-- Start --

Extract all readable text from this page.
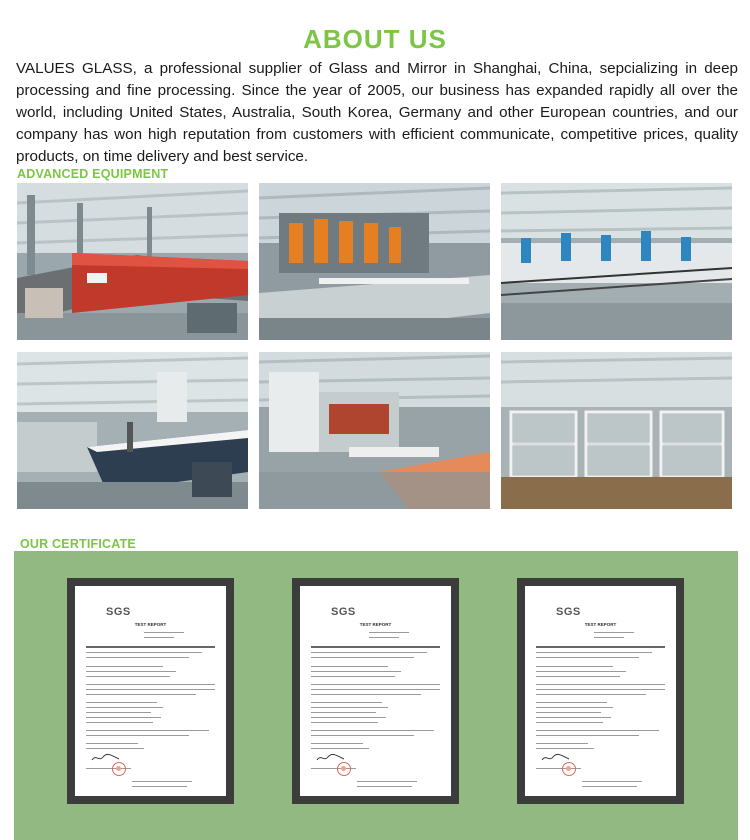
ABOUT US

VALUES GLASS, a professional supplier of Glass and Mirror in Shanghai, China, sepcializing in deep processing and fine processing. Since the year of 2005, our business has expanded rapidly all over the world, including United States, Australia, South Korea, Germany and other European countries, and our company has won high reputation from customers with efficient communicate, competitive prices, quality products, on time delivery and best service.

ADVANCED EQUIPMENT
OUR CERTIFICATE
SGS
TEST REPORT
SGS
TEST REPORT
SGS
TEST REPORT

-- End --
-- Start --

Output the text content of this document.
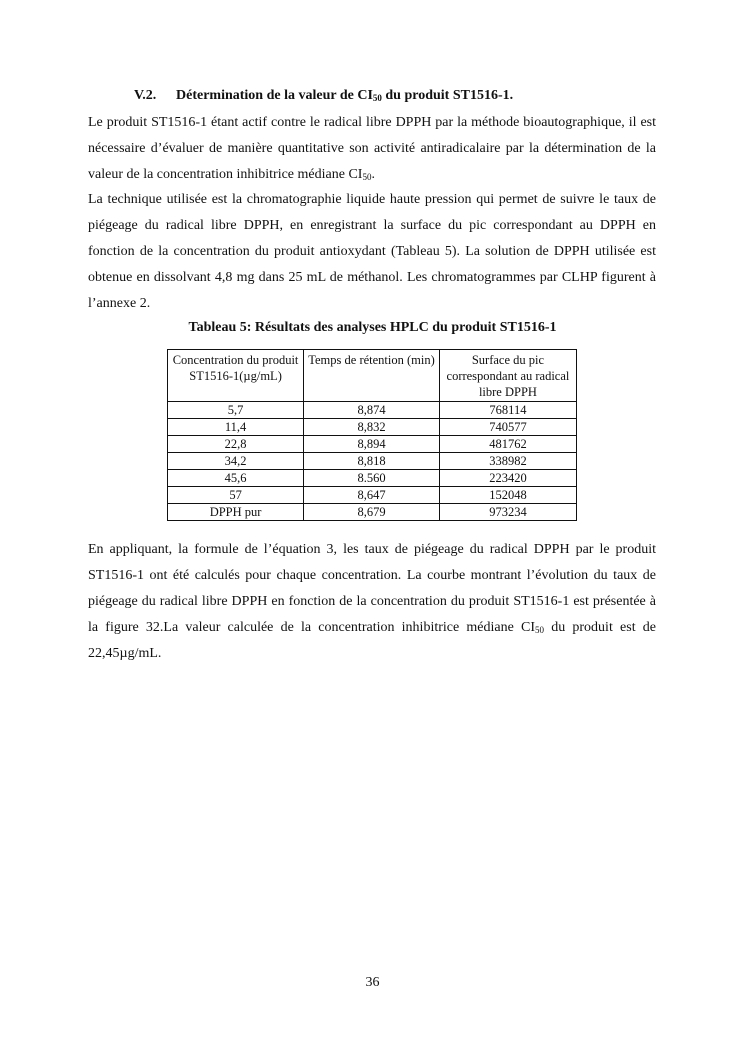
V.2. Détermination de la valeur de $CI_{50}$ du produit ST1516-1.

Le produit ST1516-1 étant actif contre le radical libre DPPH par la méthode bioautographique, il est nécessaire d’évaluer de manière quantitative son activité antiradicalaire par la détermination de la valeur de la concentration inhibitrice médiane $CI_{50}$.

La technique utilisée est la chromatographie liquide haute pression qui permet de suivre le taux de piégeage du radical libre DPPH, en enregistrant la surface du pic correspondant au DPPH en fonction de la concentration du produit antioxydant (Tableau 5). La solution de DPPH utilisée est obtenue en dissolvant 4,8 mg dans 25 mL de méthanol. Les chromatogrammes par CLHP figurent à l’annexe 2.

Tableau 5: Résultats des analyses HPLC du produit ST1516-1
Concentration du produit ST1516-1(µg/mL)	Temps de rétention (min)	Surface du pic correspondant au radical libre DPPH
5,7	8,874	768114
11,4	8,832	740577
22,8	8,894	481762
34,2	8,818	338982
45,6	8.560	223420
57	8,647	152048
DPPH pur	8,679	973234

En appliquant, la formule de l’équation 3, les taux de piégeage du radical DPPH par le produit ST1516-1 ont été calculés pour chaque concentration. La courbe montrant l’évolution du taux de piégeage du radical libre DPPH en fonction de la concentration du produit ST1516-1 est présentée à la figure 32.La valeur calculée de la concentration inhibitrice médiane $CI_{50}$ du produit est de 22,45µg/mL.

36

-- End --
-- Start --

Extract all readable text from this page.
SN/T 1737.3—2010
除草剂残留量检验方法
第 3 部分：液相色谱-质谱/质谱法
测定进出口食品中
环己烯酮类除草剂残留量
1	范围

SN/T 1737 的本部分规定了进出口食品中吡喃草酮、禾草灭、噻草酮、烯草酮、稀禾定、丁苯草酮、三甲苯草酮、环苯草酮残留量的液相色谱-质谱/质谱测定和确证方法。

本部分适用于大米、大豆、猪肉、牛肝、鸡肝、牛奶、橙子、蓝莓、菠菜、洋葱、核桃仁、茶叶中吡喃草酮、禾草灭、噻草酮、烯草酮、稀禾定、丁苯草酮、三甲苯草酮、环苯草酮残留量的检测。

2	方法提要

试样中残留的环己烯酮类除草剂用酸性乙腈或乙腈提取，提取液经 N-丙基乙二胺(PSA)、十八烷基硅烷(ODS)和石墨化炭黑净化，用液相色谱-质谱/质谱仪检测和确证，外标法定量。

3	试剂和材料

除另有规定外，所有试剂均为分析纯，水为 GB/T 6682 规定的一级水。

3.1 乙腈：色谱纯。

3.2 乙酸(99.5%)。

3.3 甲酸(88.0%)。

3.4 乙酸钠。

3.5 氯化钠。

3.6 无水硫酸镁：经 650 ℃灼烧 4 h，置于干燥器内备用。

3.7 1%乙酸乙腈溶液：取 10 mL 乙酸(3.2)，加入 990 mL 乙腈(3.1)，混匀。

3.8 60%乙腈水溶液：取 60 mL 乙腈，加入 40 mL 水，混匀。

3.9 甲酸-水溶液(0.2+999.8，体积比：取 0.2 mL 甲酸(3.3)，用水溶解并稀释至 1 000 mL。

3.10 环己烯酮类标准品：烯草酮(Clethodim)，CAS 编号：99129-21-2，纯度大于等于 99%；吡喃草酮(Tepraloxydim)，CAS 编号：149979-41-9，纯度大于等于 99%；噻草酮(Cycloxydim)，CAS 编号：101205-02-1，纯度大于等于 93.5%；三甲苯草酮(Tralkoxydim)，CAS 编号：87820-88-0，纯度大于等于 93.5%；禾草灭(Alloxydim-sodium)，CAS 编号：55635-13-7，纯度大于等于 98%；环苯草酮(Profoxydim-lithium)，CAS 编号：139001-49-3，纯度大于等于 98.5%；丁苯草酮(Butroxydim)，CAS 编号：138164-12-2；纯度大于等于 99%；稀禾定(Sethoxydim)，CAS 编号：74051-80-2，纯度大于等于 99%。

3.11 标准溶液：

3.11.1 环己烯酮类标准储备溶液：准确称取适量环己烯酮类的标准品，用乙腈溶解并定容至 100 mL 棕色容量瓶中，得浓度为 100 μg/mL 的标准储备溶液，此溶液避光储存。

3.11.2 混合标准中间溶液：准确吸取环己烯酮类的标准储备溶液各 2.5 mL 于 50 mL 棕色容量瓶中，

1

-- End --

WHAT THIS TASK INVOLVES => Scan the material above. Return every line containing the string "棕色容量瓶中".

REPLY TO THE EXERCISE =>
3.11.1 环己烯酮类标准储备溶液：准确称取适量环己烯酮类的标准品，用乙腈溶解并定容至 100 mL 棕色容量瓶中，得浓度为 100 μg/mL 的标准储备溶液，此溶液避光储存。
3.11.2 混合标准中间溶液：准确吸取环己烯酮类的标准储备溶液各 2.5 mL 于 50 mL 棕色容量瓶中，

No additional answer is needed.